» WRITTEN REQUEST
Repeat each line exactly, leaving nothing out.

» DATA LISTING
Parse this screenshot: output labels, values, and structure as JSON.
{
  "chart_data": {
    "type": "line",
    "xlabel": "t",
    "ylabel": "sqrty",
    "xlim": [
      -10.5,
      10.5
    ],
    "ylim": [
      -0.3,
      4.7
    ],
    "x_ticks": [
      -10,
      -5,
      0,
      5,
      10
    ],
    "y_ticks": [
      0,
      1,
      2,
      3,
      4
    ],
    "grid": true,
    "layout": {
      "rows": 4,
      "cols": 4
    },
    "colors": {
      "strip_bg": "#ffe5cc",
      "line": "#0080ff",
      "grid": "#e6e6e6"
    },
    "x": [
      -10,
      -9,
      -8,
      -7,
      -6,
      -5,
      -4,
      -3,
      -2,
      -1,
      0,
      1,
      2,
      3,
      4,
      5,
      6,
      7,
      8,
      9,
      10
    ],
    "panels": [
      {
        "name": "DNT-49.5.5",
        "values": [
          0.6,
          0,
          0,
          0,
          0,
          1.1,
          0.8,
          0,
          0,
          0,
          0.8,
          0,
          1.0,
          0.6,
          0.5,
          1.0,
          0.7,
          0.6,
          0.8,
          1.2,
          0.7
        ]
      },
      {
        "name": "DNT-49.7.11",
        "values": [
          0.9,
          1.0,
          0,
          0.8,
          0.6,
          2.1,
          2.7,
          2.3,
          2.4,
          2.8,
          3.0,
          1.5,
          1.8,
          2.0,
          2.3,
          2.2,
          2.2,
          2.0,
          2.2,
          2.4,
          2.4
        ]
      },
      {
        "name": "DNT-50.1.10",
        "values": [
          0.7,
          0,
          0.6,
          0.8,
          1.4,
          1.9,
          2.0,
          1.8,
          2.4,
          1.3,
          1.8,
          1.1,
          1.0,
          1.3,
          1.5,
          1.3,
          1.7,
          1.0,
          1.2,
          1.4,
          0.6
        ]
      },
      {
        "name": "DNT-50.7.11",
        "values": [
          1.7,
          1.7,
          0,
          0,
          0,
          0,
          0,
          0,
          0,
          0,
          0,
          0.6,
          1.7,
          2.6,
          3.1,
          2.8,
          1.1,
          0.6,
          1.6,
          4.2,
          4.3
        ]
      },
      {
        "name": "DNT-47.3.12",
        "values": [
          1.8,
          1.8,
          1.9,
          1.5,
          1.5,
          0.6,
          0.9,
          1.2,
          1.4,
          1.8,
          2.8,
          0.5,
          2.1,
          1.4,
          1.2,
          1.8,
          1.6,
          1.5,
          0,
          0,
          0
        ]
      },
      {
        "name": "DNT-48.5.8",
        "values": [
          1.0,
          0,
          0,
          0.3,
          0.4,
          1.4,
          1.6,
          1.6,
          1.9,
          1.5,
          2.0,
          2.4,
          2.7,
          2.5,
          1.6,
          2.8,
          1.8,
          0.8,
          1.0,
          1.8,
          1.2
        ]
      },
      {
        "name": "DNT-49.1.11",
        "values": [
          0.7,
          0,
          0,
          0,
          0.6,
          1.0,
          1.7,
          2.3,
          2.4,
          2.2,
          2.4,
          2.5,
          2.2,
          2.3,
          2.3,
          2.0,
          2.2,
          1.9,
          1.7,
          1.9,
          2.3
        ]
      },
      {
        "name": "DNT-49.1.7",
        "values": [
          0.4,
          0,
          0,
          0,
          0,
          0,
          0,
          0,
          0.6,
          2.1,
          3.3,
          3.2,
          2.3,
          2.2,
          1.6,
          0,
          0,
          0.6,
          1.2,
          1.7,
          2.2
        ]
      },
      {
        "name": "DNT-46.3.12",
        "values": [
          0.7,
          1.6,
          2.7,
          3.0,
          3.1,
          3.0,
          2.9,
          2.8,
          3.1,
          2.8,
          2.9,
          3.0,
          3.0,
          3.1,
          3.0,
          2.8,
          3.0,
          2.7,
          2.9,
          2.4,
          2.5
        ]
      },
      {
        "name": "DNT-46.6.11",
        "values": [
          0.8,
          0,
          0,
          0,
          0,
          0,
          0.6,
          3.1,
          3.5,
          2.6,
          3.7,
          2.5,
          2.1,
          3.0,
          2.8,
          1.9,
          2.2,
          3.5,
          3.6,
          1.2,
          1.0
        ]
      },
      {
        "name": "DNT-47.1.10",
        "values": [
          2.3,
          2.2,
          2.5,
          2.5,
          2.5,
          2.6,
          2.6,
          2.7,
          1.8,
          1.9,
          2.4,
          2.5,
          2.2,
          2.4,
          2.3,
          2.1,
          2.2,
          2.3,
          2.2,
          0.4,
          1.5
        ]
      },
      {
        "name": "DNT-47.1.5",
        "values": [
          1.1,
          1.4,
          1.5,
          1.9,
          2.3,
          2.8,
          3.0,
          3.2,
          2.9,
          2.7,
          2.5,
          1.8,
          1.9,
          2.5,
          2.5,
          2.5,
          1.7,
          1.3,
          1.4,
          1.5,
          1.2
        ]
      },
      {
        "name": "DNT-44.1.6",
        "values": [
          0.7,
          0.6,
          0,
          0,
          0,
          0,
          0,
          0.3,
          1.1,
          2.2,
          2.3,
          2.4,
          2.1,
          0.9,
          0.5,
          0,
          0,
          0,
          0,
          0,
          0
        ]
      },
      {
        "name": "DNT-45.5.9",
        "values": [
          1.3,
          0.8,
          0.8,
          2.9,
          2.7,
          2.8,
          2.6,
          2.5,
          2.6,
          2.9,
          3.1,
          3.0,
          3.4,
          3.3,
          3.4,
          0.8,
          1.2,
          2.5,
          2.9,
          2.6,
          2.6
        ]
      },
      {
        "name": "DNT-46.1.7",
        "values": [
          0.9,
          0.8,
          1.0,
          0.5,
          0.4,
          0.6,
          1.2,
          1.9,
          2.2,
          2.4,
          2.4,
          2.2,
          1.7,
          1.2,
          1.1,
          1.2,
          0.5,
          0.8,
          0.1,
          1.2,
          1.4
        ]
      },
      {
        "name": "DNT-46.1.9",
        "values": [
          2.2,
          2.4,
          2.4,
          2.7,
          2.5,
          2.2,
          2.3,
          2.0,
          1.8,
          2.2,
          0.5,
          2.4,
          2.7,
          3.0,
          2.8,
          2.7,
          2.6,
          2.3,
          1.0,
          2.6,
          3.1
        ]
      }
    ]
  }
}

» FINISHED EXERCISE
Parse this screenshot: output labels, values, and structure as JSON.
{
  "chart_data": {
    "type": "line",
    "xlabel": "t",
    "ylabel": "sqrty",
    "xlim": [
      -10.5,
      10.5
    ],
    "ylim": [
      -0.3,
      4.7
    ],
    "x_ticks": [
      -10,
      -5,
      0,
      5,
      10
    ],
    "y_ticks": [
      0,
      1,
      2,
      3,
      4
    ],
    "grid": true,
    "layout": {
      "rows": 4,
      "cols": 4
    },
    "colors": {
      "strip_bg": "#ffe5cc",
      "line": "#0080ff",
      "grid": "#e6e6e6"
    },
    "x": [
      -10,
      -9,
      -8,
      -7,
      -6,
      -5,
      -4,
      -3,
      -2,
      -1,
      0,
      1,
      2,
      3,
      4,
      5,
      6,
      7,
      8,
      9,
      10
    ],
    "panels": [
      {
        "name": "DNT-49.5.5",
        "values": [
          0.6,
          0,
          0,
          0,
          0,
          1.1,
          0.8,
          0,
          0,
          0,
          0.8,
          0,
          1.0,
          0.6,
          0.5,
          1.0,
          0.7,
          0.6,
          0.8,
          1.2,
          0.7
        ]
      },
      {
        "name": "DNT-49.7.11",
        "values": [
          0.9,
          1.0,
          0,
          0.8,
          0.6,
          2.1,
          2.7,
          2.3,
          2.4,
          2.8,
          3.0,
          1.5,
          1.8,
          2.0,
          2.3,
          2.2,
          2.2,
          2.0,
          2.2,
          2.4,
          2.4
        ]
      },
      {
        "name": "DNT-50.1.10",
        "values": [
          0.7,
          0,
          0.6,
          0.8,
          1.4,
          1.9,
          2.0,
          1.8,
          2.4,
          1.3,
          1.8,
          1.1,
          1.0,
          1.3,
          1.5,
          1.3,
          1.7,
          1.0,
          1.2,
          1.4,
          0.6
        ]
      },
      {
        "name": "DNT-50.7.11",
        "values": [
          1.7,
          1.7,
          0,
          0,
          0,
          0,
          0,
          0,
          0,
          0,
          0,
          0.6,
          1.7,
          2.6,
          3.1,
          2.8,
          1.1,
          0.6,
          1.6,
          4.2,
          4.3
        ]
      },
      {
        "name": "DNT-47.3.12",
        "values": [
          1.8,
          1.8,
          1.9,
          1.5,
          1.5,
          0.6,
          0.9,
          1.2,
          1.4,
          1.8,
          2.8,
          0.5,
          2.1,
          1.4,
          1.2,
          1.8,
          1.6,
          1.5,
          0,
          0,
          0
        ]
      },
      {
        "name": "DNT-48.5.8",
        "values": [
          1.0,
          0,
          0,
          0.3,
          0.4,
          1.4,
          1.6,
          1.6,
          1.9,
          1.5,
          2.0,
          2.4,
          2.7,
          2.5,
          1.6,
          2.8,
          1.8,
          0.8,
          1.0,
          1.8,
          1.2
        ]
      },
      {
        "name": "DNT-49.1.11",
        "values": [
          0.7,
          0,
          0,
          0,
          0.6,
          1.0,
          1.7,
          2.3,
          2.4,
          2.2,
          2.4,
          2.5,
          2.2,
          2.3,
          2.3,
          2.0,
          2.2,
          1.9,
          1.7,
          1.9,
          2.3
        ]
      },
      {
        "name": "DNT-49.1.7",
        "values": [
          0.4,
          0,
          0,
          0,
          0,
          0,
          0,
          0,
          0.6,
          2.1,
          3.3,
          3.2,
          2.3,
          2.2,
          1.6,
          0,
          0,
          0.6,
          1.2,
          1.7,
          2.2
        ]
      },
      {
        "name": "DNT-46.3.12",
        "values": [
          0.7,
          1.6,
          2.7,
          3.0,
          3.1,
          3.0,
          2.9,
          2.8,
          3.1,
          2.8,
          2.9,
          3.0,
          3.0,
          3.1,
          3.0,
          2.8,
          3.0,
          2.7,
          2.9,
          2.4,
          2.5
        ]
      },
      {
        "name": "DNT-46.6.11",
        "values": [
          0.8,
          0,
          0,
          0,
          0,
          0,
          0.6,
          3.1,
          3.5,
          2.6,
          3.7,
          2.5,
          2.1,
          3.0,
          2.8,
          1.9,
          2.2,
          3.5,
          3.6,
          1.2,
          1.0
        ]
      },
      {
        "name": "DNT-47.1.10",
        "values": [
          2.3,
          2.2,
          2.5,
          2.5,
          2.5,
          2.6,
          2.6,
          2.7,
          1.8,
          1.9,
          2.4,
          2.5,
          2.2,
          2.4,
          2.3,
          2.1,
          2.2,
          2.3,
          2.2,
          0.4,
          1.5
        ]
      },
      {
        "name": "DNT-47.1.5",
        "values": [
          1.1,
          1.4,
          1.5,
          1.9,
          2.3,
          2.8,
          3.0,
          3.2,
          2.9,
          2.7,
          2.5,
          1.8,
          1.9,
          2.5,
          2.5,
          2.5,
          1.7,
          1.3,
          1.4,
          1.5,
          1.2
        ]
      },
      {
        "name": "DNT-44.1.6",
        "values": [
          0.7,
          0.6,
          0,
          0,
          0,
          0,
          0,
          0.3,
          1.1,
          2.2,
          2.3,
          2.4,
          2.1,
          0.9,
          0.5,
          0,
          0,
          0,
          0,
          0,
          0
        ]
      },
      {
        "name": "DNT-45.5.9",
        "values": [
          1.3,
          0.8,
          0.8,
          2.9,
          2.7,
          2.8,
          2.6,
          2.5,
          2.6,
          2.9,
          3.1,
          3.0,
          3.4,
          3.3,
          3.4,
          0.8,
          1.2,
          2.5,
          2.9,
          2.6,
          2.6
        ]
      },
      {
        "name": "DNT-46.1.7",
        "values": [
          0.9,
          0.8,
          1.0,
          0.5,
          0.4,
          0.6,
          1.2,
          1.9,
          2.2,
          2.4,
          2.4,
          2.2,
          1.7,
          1.2,
          1.1,
          1.2,
          0.5,
          0.8,
          0.1,
          1.2,
          1.4
        ]
      },
      {
        "name": "DNT-46.1.9",
        "values": [
          2.2,
          2.4,
          2.4,
          2.7,
          2.5,
          2.2,
          2.3,
          2.0,
          1.8,
          2.2,
          0.5,
          2.4,
          2.7,
          3.0,
          2.8,
          2.7,
          2.6,
          2.3,
          1.0,
          2.6,
          3.1
        ]
      }
    ]
  }
}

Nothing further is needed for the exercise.